begin Record set

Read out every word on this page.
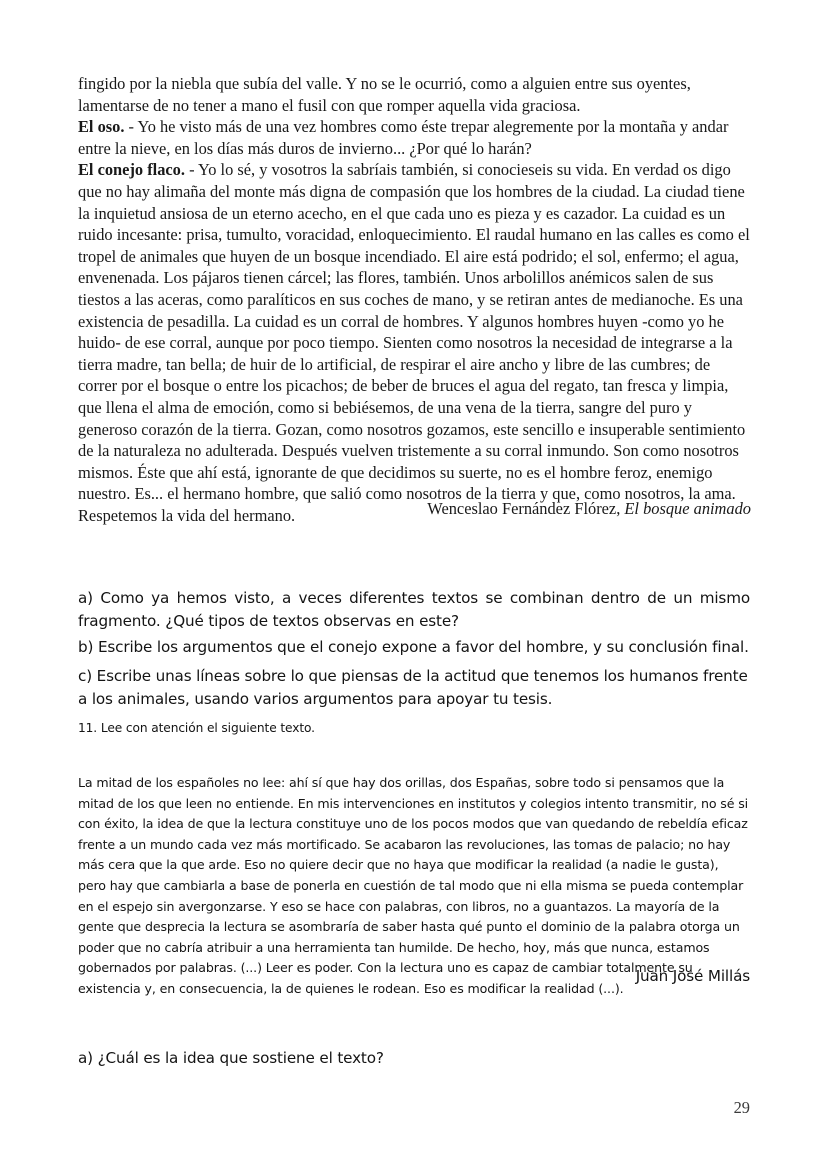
fingido por la niebla que subía del valle. Y no se le ocurrió, como a alguien entre sus oyentes, lamentarse de no tener a mano el fusil con que romper aquella vida graciosa.

El oso. - Yo he visto más de una vez hombres como éste trepar alegremente por la montaña y andar entre la nieve, en los días más duros de invierno... ¿Por qué lo harán?

El conejo flaco. - Yo lo sé, y vosotros la sabríais también, si conocieseis su vida. En verdad os digo que no hay alimaña del monte más digna de compasión que los hombres de la ciudad. La ciudad tiene la inquietud ansiosa de un eterno acecho, en el que cada uno es pieza y es cazador. La cuidad es un ruido incesante: prisa, tumulto, voracidad, enloquecimiento. El raudal humano en las calles es como el tropel de animales que huyen de un bosque incendiado. El aire está podrido; el sol, enfermo; el agua, envenenada. Los pájaros tienen cárcel; las flores, también. Unos arbolillos anémicos salen de sus tiestos a las aceras, como paralíticos en sus coches de mano, y se retiran antes de medianoche. Es una existencia de pesadilla. La cuidad es un corral de hombres. Y algunos hombres huyen -como yo he huido- de ese corral, aunque por poco tiempo. Sienten como nosotros la necesidad de integrarse a la tierra madre, tan bella; de huir de lo artificial, de respirar el aire ancho y libre de las cumbres; de correr por el bosque o entre los picachos; de beber de bruces el agua del regato, tan fresca y limpia, que llena el alma de emoción, como si bebiésemos, de una vena de la tierra, sangre del puro y generoso corazón de la tierra. Gozan, como nosotros gozamos, este sencillo e insuperable sentimiento de la naturaleza no adulterada. Después vuelven tristemente a su corral inmundo. Son como nosotros mismos. Éste que ahí está, ignorante de que decidimos su suerte, no es el hombre feroz, enemigo nuestro. Es... el hermano hombre, que salió como nosotros de la tierra y que, como nosotros, la ama. Respetemos la vida del hermano.	Wenceslao Fernández Flórez, El bosque animado
a) Como ya hemos visto, a veces diferentes textos se combinan dentro de un mismo fragmento. ¿Qué tipos de textos observas en este?
b) Escribe los argumentos que el conejo expone a favor del hombre, y su conclusión final.
c) Escribe unas líneas sobre lo que piensas de la actitud que tenemos los humanos frente a los animales, usando varios argumentos para apoyar tu tesis.
11. Lee con atención el siguiente texto.

La mitad de los españoles no lee: ahí sí que hay dos orillas, dos Españas, sobre todo si pensamos que la mitad de los que leen no entiende. En mis intervenciones en institutos y colegios intento transmitir, no sé si con éxito, la idea de que la lectura constituye uno de los pocos modos que van quedando de rebeldía eficaz frente a un mundo cada vez más mortificado. Se acabaron las revoluciones, las tomas de palacio; no hay más cera que la que arde. Eso no quiere decir que no haya que modificar la realidad (a nadie le gusta), pero hay que cambiarla a base de ponerla en cuestión de tal modo que ni ella misma se pueda contemplar en el espejo sin avergonzarse. Y eso se hace con palabras, con libros, no a guantazos. La mayoría de la gente que desprecia la lectura se asombraría de saber hasta qué punto el dominio de la palabra otorga un poder que no cabría atribuir a una herramienta tan humilde. De hecho, hoy, más que nunca, estamos gobernados por palabras. (...) Leer es poder. Con la lectura uno es capaz de cambiar totalmente su existencia y, en consecuencia, la de quienes le rodean. Eso es modificar la realidad (...).

Juan José Millás
a) ¿Cuál es la idea que sostiene el texto?
29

end Record set

(Task details)
All of the data needs repeating exactly, but the pictures do not.

(The solution)
Read out every word on this page.
fingido por la niebla que subía del valle. Y no se le ocurrió, como a alguien entre sus oyentes, lamentarse de no tener a mano el fusil con que romper aquella vida graciosa.

El oso. - Yo he visto más de una vez hombres como éste trepar alegremente por la montaña y andar entre la nieve, en los días más duros de invierno... ¿Por qué lo harán?

El conejo flaco. - Yo lo sé, y vosotros la sabríais también, si conocieseis su vida. En verdad os digo que no hay alimaña del monte más digna de compasión que los hombres de la ciudad. La ciudad tiene la inquietud ansiosa de un eterno acecho, en el que cada uno es pieza y es cazador. La cuidad es un ruido incesante: prisa, tumulto, voracidad, enloquecimiento. El raudal humano en las calles es como el tropel de animales que huyen de un bosque incendiado. El aire está podrido; el sol, enfermo; el agua, envenenada. Los pájaros tienen cárcel; las flores, también. Unos arbolillos anémicos salen de sus tiestos a las aceras, como paralíticos en sus coches de mano, y se retiran antes de medianoche. Es una existencia de pesadilla. La cuidad es un corral de hombres. Y algunos hombres huyen -como yo he huido- de ese corral, aunque por poco tiempo. Sienten como nosotros la necesidad de integrarse a la tierra madre, tan bella; de huir de lo artificial, de respirar el aire ancho y libre de las cumbres; de correr por el bosque o entre los picachos; de beber de bruces el agua del regato, tan fresca y limpia, que llena el alma de emoción, como si bebiésemos, de una vena de la tierra, sangre del puro y generoso corazón de la tierra. Gozan, como nosotros gozamos, este sencillo e insuperable sentimiento de la naturaleza no adulterada. Después vuelven tristemente a su corral inmundo. Son como nosotros mismos. Éste que ahí está, ignorante de que decidimos su suerte, no es el hombre feroz, enemigo nuestro. Es... el hermano hombre, que salió como nosotros de la tierra y que, como nosotros, la ama. Respetemos la vida del hermano.	Wenceslao Fernández Flórez, El bosque animado
a) Como ya hemos visto, a veces diferentes textos se combinan dentro de un mismo fragmento. ¿Qué tipos de textos observas en este?
b) Escribe los argumentos que el conejo expone a favor del hombre, y su conclusión final.
c) Escribe unas líneas sobre lo que piensas de la actitud que tenemos los humanos frente a los animales, usando varios argumentos para apoyar tu tesis.
11. Lee con atención el siguiente texto.

La mitad de los españoles no lee: ahí sí que hay dos orillas, dos Españas, sobre todo si pensamos que la mitad de los que leen no entiende. En mis intervenciones en institutos y colegios intento transmitir, no sé si con éxito, la idea de que la lectura constituye uno de los pocos modos que van quedando de rebeldía eficaz frente a un mundo cada vez más mortificado. Se acabaron las revoluciones, las tomas de palacio; no hay más cera que la que arde. Eso no quiere decir que no haya que modificar la realidad (a nadie le gusta), pero hay que cambiarla a base de ponerla en cuestión de tal modo que ni ella misma se pueda contemplar en el espejo sin avergonzarse. Y eso se hace con palabras, con libros, no a guantazos. La mayoría de la gente que desprecia la lectura se asombraría de saber hasta qué punto el dominio de la palabra otorga un poder que no cabría atribuir a una herramienta tan humilde. De hecho, hoy, más que nunca, estamos gobernados por palabras. (...) Leer es poder. Con la lectura uno es capaz de cambiar totalmente su existencia y, en consecuencia, la de quienes le rodean. Eso es modificar la realidad (...).

Juan José Millás
a) ¿Cuál es la idea que sostiene el texto?
29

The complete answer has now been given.